● **The request**:
Repeat the lines that follow, leaving nothing out.

● **Provided information**:
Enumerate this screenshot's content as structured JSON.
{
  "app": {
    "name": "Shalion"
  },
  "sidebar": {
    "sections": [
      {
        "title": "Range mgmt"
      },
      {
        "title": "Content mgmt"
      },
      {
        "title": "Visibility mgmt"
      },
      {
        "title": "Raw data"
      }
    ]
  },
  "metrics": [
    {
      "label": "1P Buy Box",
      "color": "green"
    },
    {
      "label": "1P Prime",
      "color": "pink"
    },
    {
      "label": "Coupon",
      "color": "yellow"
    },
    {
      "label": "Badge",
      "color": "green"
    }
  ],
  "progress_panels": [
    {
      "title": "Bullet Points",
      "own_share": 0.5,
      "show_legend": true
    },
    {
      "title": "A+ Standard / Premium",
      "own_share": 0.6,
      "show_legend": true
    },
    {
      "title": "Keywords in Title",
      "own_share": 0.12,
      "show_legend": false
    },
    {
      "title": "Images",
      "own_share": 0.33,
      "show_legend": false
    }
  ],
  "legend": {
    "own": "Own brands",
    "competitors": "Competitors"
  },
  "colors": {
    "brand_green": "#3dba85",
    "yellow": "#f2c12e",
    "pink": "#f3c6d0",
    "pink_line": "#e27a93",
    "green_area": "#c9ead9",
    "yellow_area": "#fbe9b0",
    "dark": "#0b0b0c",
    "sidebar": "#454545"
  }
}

● **Solution to this task**:
Enumerate this screenshot's content as structured JSON.
{
  "app": {
    "name": "Shalion"
  },
  "sidebar": {
    "sections": [
      {
        "title": "Range mgmt"
      },
      {
        "title": "Content mgmt"
      },
      {
        "title": "Visibility mgmt"
      },
      {
        "title": "Raw data"
      }
    ]
  },
  "metrics": [
    {
      "label": "1P Buy Box",
      "color": "green"
    },
    {
      "label": "1P Prime",
      "color": "pink"
    },
    {
      "label": "Coupon",
      "color": "yellow"
    },
    {
      "label": "Badge",
      "color": "green"
    }
  ],
  "progress_panels": [
    {
      "title": "Bullet Points",
      "own_share": 0.5,
      "show_legend": true
    },
    {
      "title": "A+ Standard / Premium",
      "own_share": 0.6,
      "show_legend": true
    },
    {
      "title": "Keywords in Title",
      "own_share": 0.12,
      "show_legend": false
    },
    {
      "title": "Images",
      "own_share": 0.33,
      "show_legend": false
    }
  ],
  "legend": {
    "own": "Own brands",
    "competitors": "Competitors"
  },
  "colors": {
    "brand_green": "#3dba85",
    "yellow": "#f2c12e",
    "pink": "#f3c6d0",
    "pink_line": "#e27a93",
    "green_area": "#c9ead9",
    "yellow_area": "#fbe9b0",
    "dark": "#0b0b0c",
    "sidebar": "#454545"
  }
}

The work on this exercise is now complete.